▶ **WHAT YOU SHOULD DO**: Reproduce the full listing that appears beneath this instruction exactly.

** BEGIN **

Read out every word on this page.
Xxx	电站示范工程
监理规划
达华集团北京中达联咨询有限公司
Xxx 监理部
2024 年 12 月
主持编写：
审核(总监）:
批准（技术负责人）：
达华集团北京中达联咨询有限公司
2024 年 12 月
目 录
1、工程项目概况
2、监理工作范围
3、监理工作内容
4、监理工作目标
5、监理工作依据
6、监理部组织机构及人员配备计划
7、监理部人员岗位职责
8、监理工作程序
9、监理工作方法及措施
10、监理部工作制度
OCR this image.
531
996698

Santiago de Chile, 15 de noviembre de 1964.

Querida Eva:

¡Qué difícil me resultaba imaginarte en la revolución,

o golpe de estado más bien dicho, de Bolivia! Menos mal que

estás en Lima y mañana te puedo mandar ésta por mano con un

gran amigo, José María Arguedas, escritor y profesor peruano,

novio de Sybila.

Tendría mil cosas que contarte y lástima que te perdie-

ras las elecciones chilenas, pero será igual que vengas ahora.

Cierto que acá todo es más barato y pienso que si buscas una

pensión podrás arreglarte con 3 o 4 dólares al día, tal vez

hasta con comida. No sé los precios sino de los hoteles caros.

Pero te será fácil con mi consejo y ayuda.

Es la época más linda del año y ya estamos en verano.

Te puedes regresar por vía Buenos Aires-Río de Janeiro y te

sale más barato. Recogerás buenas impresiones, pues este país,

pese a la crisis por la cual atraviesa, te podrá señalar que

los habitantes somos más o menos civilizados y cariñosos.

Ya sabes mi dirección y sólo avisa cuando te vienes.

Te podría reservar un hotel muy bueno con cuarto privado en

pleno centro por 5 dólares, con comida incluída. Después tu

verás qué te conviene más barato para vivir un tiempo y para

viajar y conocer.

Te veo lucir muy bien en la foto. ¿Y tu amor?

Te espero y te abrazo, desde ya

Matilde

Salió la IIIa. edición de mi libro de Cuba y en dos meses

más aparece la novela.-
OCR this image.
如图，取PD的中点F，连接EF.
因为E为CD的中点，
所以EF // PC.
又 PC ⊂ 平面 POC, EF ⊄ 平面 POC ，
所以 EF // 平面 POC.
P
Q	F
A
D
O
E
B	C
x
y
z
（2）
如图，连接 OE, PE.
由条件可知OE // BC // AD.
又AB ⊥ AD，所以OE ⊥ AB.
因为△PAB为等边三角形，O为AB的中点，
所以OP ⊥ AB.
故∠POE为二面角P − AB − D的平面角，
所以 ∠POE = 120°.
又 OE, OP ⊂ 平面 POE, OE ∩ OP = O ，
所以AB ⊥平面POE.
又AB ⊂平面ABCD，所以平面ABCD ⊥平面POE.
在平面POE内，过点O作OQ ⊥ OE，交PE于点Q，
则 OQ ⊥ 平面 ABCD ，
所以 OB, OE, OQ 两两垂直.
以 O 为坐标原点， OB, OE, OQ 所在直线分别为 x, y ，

** END **

▶ **EXERCISE RESULT**:
Read out every word on this page.
Xxx	电站示范工程
监理规划
达华集团北京中达联咨询有限公司
Xxx 监理部
2024 年 12 月
主持编写：
审核(总监）:
批准（技术负责人）：
达华集团北京中达联咨询有限公司
2024 年 12 月
目 录
1、工程项目概况
2、监理工作范围
3、监理工作内容
4、监理工作目标
5、监理工作依据
6、监理部组织机构及人员配备计划
7、监理部人员岗位职责
8、监理工作程序
9、监理工作方法及措施
10、监理部工作制度
OCR this image.
531
996698

Santiago de Chile, 15 de noviembre de 1964.

Querida Eva:

¡Qué difícil me resultaba imaginarte en la revolución,

o golpe de estado más bien dicho, de Bolivia! Menos mal que

estás en Lima y mañana te puedo mandar ésta por mano con un

gran amigo, José María Arguedas, escritor y profesor peruano,

novio de Sybila.

Tendría mil cosas que contarte y lástima que te perdie-

ras las elecciones chilenas, pero será igual que vengas ahora.

Cierto que acá todo es más barato y pienso que si buscas una

pensión podrás arreglarte con 3 o 4 dólares al día, tal vez

hasta con comida. No sé los precios sino de los hoteles caros.

Pero te será fácil con mi consejo y ayuda.

Es la época más linda del año y ya estamos en verano.

Te puedes regresar por vía Buenos Aires-Río de Janeiro y te

sale más barato. Recogerás buenas impresiones, pues este país,

pese a la crisis por la cual atraviesa, te podrá señalar que

los habitantes somos más o menos civilizados y cariñosos.

Ya sabes mi dirección y sólo avisa cuando te vienes.

Te podría reservar un hotel muy bueno con cuarto privado en

pleno centro por 5 dólares, con comida incluída. Después tu

verás qué te conviene más barato para vivir un tiempo y para

viajar y conocer.

Te veo lucir muy bien en la foto. ¿Y tu amor?

Te espero y te abrazo, desde ya

Matilde

Salió la IIIa. edición de mi libro de Cuba y en dos meses

más aparece la novela.-
OCR this image.
如图，取PD的中点F，连接EF.
因为E为CD的中点，
所以EF // PC.
又 PC ⊂ 平面 POC, EF ⊄ 平面 POC ，
所以 EF // 平面 POC.
P
Q	F
A
D
O
E
B	C
x
y
z
（2）
如图，连接 OE, PE.
由条件可知OE // BC // AD.
又AB ⊥ AD，所以OE ⊥ AB.
因为△PAB为等边三角形，O为AB的中点，
所以OP ⊥ AB.
故∠POE为二面角P − AB − D的平面角，
所以 ∠POE = 120°.
又 OE, OP ⊂ 平面 POE, OE ∩ OP = O ，
所以AB ⊥平面POE.
又AB ⊂平面ABCD，所以平面ABCD ⊥平面POE.
在平面POE内，过点O作OQ ⊥ OE，交PE于点Q，
则 OQ ⊥ 平面 ABCD ，
所以 OB, OE, OQ 两两垂直.
以 O 为坐标原点， OB, OE, OQ 所在直线分别为 x, y ，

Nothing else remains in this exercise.